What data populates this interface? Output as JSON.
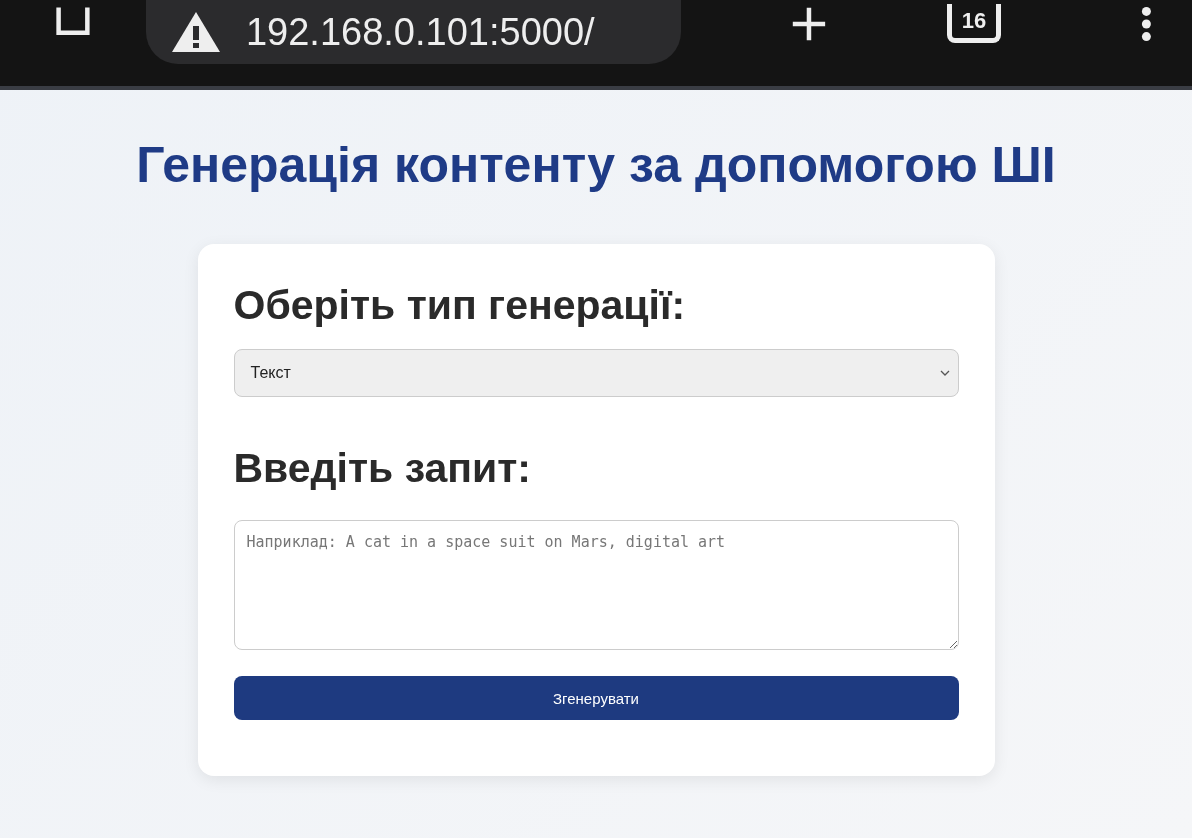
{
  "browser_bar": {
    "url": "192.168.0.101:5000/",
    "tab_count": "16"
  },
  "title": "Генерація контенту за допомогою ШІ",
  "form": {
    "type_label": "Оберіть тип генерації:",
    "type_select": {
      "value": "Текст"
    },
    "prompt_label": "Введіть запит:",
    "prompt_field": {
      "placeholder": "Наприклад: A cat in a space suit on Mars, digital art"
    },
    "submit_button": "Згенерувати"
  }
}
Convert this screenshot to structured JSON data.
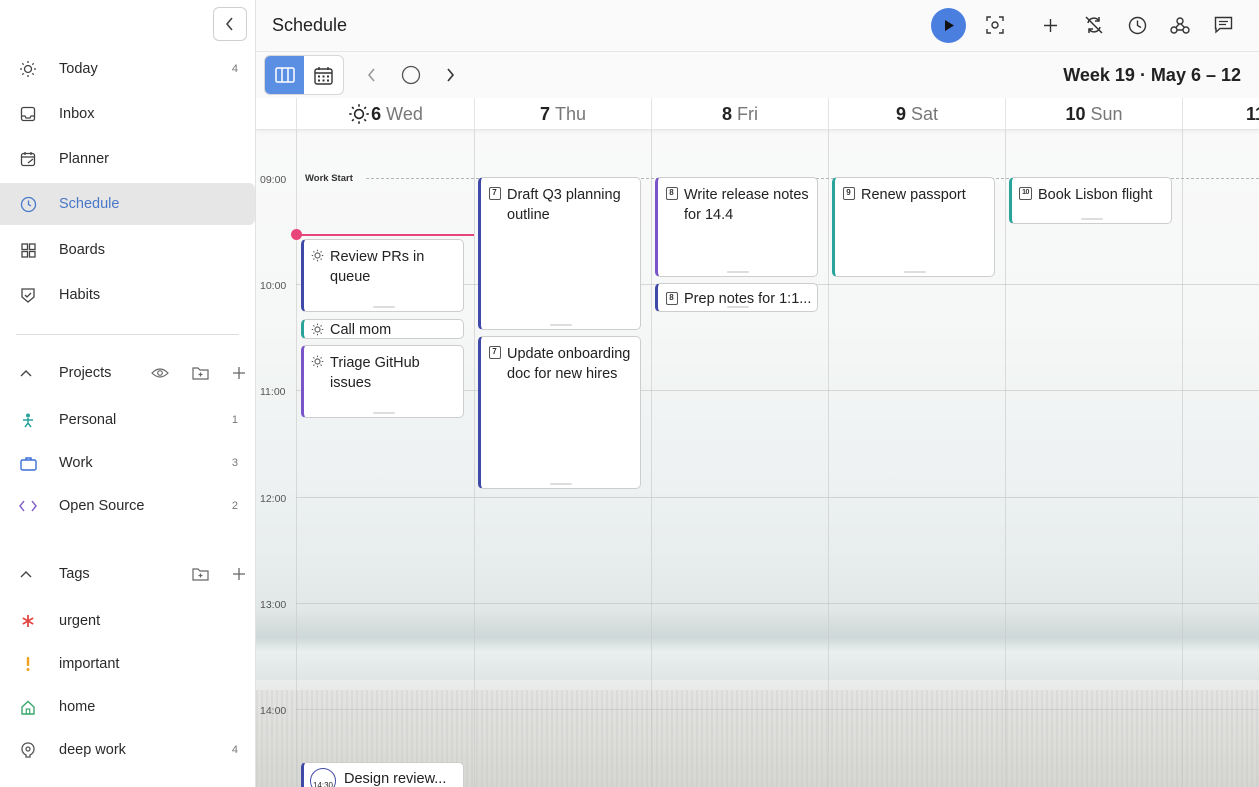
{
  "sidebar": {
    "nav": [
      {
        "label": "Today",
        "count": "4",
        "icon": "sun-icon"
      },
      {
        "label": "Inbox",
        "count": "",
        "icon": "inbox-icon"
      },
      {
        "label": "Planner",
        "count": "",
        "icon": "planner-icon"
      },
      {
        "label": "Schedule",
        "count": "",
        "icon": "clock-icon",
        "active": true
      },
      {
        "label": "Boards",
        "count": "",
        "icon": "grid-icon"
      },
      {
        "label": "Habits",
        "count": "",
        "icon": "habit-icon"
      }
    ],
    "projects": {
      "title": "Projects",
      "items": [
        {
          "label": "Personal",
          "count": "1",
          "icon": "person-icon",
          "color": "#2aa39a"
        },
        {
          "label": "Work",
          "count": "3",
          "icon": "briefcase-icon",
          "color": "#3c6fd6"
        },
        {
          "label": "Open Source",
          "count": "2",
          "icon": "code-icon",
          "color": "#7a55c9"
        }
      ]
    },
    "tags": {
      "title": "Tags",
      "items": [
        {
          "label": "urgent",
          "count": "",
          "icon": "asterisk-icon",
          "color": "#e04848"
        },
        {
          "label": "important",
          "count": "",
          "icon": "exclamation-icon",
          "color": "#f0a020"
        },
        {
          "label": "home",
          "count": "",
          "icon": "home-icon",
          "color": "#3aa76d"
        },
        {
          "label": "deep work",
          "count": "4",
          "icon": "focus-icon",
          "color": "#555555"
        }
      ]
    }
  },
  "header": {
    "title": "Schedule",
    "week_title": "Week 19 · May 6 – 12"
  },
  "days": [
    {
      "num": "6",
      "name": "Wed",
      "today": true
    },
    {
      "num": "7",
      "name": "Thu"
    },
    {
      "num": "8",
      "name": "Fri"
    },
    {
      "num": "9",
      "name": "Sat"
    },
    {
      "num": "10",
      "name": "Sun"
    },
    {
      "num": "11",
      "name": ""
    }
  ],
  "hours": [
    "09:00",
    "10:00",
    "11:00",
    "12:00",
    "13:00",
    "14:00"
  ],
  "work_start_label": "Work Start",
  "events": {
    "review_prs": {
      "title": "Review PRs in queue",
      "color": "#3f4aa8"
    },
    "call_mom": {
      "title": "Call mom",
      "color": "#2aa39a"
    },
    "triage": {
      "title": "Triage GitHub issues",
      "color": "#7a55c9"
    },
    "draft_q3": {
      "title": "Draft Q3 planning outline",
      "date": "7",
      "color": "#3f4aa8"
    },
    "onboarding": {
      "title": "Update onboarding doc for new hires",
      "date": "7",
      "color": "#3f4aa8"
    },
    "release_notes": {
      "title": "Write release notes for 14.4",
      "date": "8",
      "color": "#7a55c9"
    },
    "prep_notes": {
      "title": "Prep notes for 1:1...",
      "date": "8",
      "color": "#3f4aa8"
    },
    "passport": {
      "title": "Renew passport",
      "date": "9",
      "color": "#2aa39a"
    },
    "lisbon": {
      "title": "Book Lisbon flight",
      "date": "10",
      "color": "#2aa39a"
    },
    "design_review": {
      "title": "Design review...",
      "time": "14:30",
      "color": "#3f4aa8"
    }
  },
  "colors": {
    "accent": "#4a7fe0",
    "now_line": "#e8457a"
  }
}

□ □ □ □ □ □ □

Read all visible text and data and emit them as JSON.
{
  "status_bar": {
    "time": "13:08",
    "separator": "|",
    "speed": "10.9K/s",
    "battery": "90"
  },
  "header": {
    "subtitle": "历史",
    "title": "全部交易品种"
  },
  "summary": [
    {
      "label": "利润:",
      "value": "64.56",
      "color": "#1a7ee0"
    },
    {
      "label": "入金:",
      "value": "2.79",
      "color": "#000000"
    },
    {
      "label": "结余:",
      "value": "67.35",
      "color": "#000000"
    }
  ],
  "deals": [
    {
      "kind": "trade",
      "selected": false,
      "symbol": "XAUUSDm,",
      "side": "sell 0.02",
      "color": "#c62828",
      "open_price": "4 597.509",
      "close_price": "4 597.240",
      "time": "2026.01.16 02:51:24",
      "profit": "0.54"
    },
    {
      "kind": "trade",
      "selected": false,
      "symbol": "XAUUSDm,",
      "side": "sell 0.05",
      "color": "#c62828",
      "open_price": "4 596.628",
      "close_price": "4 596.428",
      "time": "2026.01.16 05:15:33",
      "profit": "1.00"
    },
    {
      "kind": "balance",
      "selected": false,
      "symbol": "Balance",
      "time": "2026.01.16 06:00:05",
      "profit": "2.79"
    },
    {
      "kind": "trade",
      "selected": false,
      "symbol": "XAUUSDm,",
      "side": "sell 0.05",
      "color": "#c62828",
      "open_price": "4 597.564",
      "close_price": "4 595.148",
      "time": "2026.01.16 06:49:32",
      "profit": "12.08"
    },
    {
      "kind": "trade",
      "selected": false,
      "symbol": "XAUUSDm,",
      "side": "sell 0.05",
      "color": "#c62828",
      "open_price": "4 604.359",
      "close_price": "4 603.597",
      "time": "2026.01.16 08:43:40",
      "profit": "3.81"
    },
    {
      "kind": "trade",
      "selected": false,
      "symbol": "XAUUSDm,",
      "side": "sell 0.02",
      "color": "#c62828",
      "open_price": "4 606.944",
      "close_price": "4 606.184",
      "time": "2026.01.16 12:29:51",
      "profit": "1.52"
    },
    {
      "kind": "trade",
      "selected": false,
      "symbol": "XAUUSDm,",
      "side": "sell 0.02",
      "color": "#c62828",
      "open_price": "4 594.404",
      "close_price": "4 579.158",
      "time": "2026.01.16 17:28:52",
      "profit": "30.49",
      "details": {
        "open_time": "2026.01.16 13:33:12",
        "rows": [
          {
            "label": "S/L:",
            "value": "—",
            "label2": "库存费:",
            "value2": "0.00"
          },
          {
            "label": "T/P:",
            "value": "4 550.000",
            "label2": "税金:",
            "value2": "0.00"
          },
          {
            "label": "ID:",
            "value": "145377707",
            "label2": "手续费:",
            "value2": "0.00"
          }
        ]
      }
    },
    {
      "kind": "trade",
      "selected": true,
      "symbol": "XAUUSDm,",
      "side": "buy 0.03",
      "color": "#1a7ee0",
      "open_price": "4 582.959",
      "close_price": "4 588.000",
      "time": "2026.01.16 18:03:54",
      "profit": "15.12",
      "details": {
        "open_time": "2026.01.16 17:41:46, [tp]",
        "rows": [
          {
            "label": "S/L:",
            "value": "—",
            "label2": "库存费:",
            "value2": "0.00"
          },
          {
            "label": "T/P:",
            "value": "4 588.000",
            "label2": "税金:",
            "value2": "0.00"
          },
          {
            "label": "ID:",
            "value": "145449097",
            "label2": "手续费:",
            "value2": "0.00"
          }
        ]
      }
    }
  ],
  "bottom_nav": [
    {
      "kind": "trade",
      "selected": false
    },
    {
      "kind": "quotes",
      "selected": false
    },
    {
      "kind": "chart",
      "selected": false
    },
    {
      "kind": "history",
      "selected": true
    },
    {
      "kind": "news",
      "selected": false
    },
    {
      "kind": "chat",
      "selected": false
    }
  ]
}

□ □ □ □ □ □ □

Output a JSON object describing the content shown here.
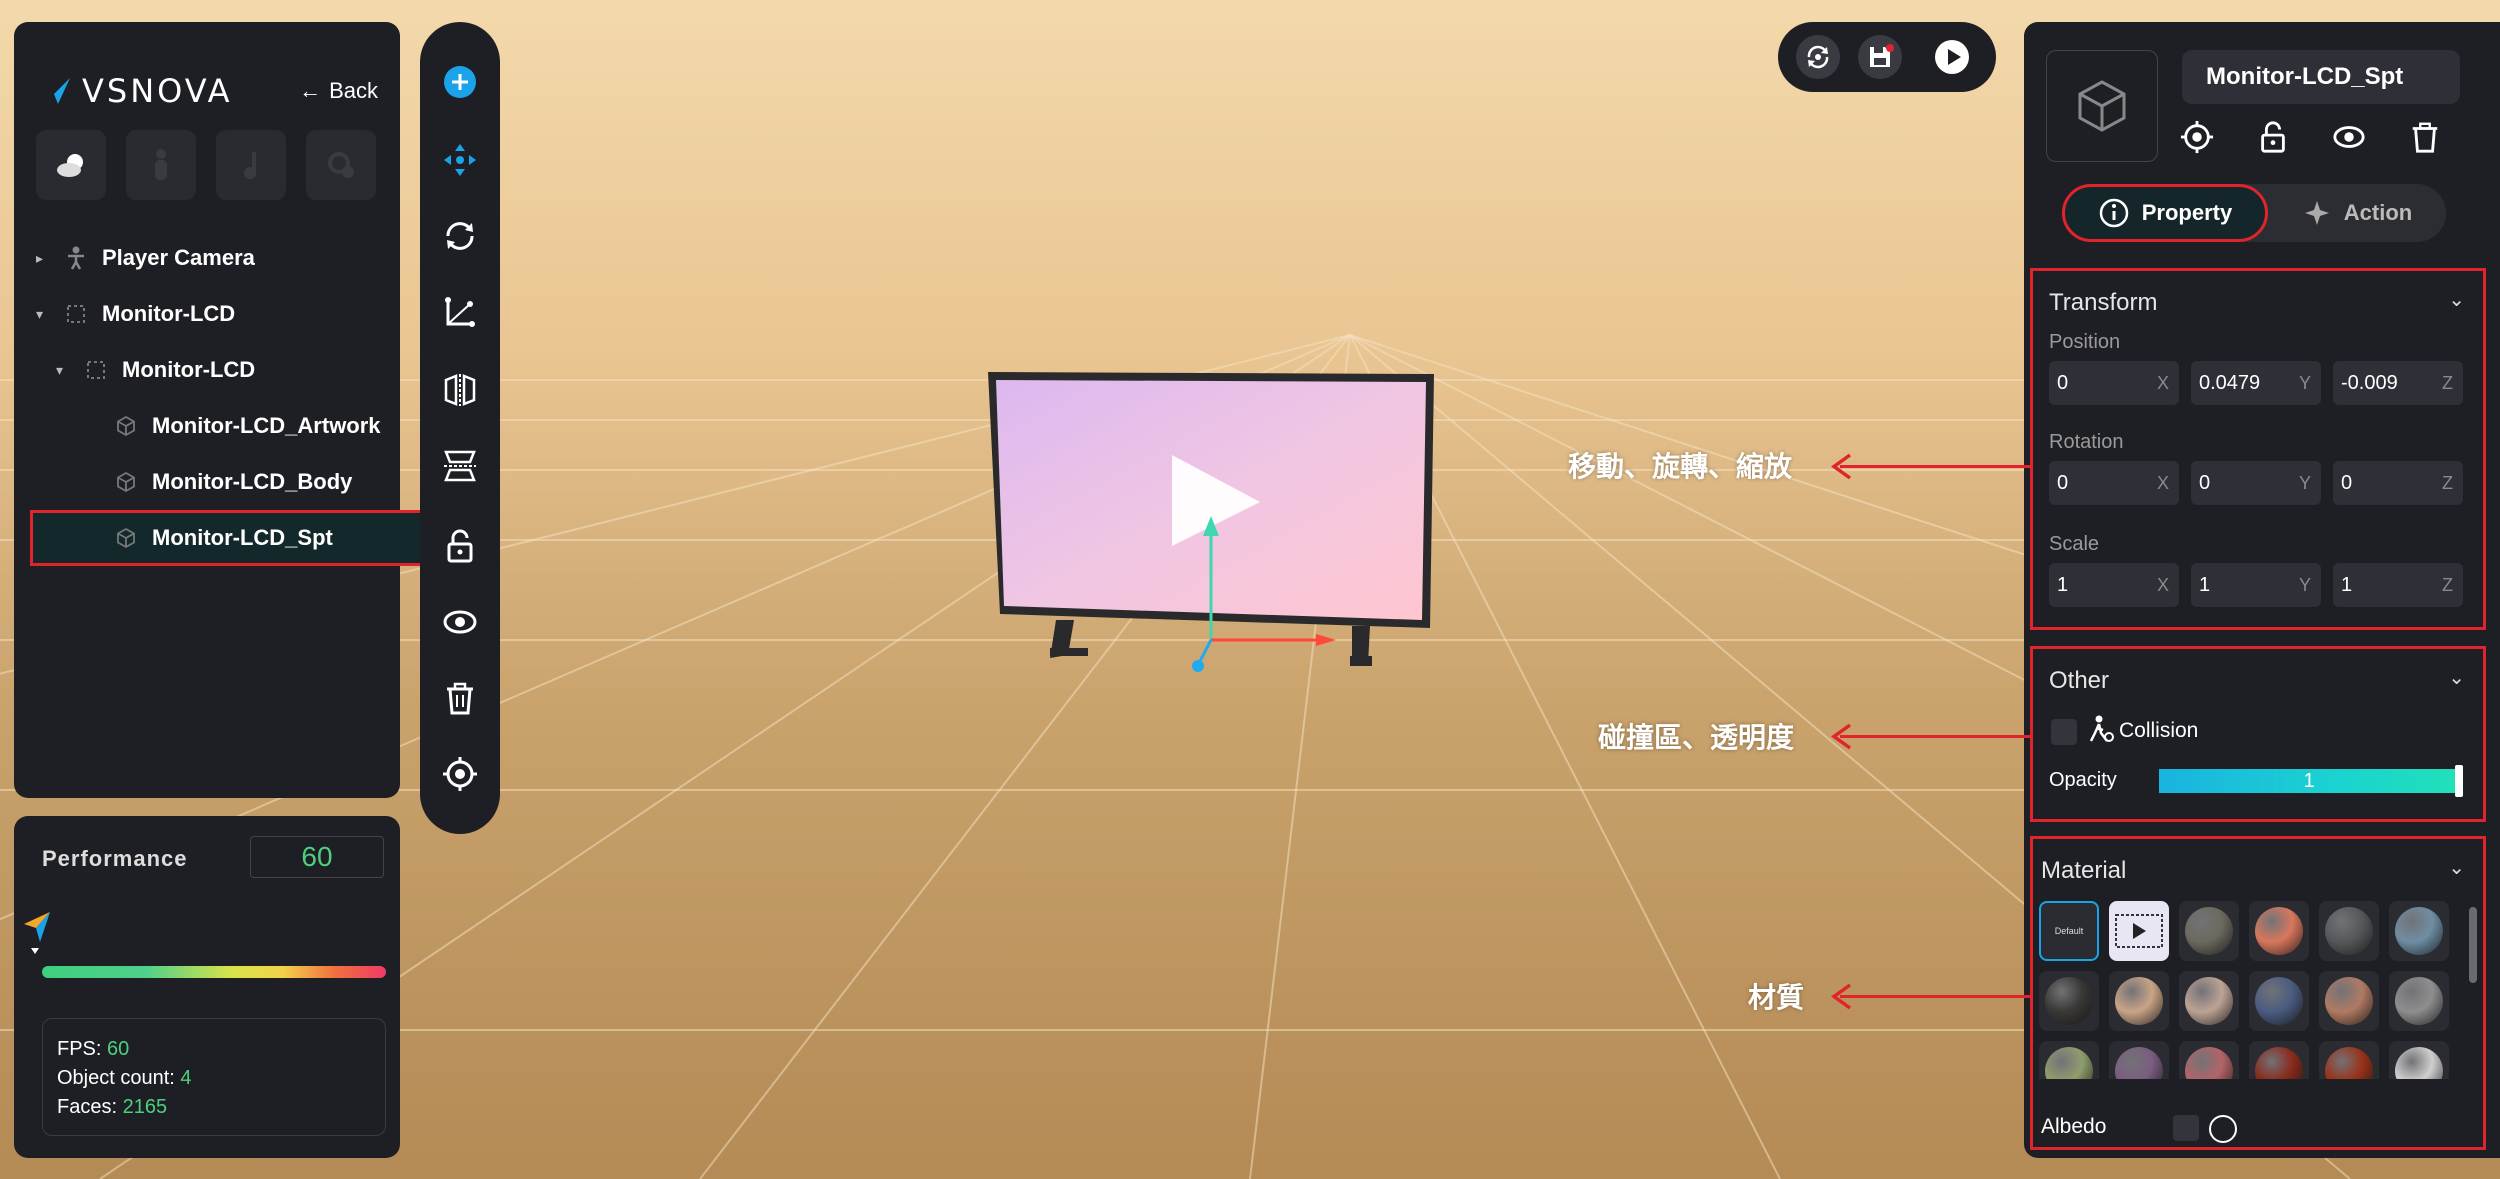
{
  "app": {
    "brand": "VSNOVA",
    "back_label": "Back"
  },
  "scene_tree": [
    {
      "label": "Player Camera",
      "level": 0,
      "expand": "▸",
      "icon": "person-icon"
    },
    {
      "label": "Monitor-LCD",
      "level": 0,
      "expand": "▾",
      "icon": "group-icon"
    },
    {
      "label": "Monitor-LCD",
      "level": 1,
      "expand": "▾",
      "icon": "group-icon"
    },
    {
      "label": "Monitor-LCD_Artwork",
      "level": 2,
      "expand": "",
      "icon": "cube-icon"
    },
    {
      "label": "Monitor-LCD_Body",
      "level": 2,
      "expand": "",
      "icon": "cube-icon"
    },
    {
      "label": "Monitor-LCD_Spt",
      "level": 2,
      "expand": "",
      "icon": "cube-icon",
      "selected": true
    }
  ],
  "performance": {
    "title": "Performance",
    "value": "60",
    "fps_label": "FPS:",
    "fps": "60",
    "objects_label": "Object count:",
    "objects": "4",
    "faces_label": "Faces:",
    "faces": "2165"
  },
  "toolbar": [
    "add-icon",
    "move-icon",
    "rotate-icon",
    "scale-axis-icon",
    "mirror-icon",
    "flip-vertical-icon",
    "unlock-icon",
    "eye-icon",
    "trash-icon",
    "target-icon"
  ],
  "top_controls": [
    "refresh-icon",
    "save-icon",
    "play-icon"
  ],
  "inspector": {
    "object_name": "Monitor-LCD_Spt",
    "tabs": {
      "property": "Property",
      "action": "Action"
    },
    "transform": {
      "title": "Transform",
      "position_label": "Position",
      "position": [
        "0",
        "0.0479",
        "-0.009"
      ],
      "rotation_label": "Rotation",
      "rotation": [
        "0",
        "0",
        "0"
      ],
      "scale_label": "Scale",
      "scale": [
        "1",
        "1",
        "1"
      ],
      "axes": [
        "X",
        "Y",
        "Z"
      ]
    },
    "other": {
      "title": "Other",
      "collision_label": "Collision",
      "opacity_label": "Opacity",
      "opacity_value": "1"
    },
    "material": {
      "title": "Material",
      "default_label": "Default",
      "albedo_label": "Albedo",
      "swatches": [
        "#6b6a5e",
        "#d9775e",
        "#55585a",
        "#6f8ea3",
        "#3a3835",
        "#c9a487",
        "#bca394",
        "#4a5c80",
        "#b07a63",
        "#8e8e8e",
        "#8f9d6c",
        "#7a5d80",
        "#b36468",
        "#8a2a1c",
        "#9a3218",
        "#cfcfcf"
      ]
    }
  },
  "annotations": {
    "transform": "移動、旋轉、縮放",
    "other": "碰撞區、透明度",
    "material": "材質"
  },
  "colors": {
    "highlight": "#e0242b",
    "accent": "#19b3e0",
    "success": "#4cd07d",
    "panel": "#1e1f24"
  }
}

□ □ □ □ □ □ □

Look through the entries above; copy each line where the string "JSON" appears.

What data populates this interface? Output as JSON.
Convert this screenshot to structured JSON data.
Read all visible text and data and emit them as JSON.
Output a JSON object describing the content shown here.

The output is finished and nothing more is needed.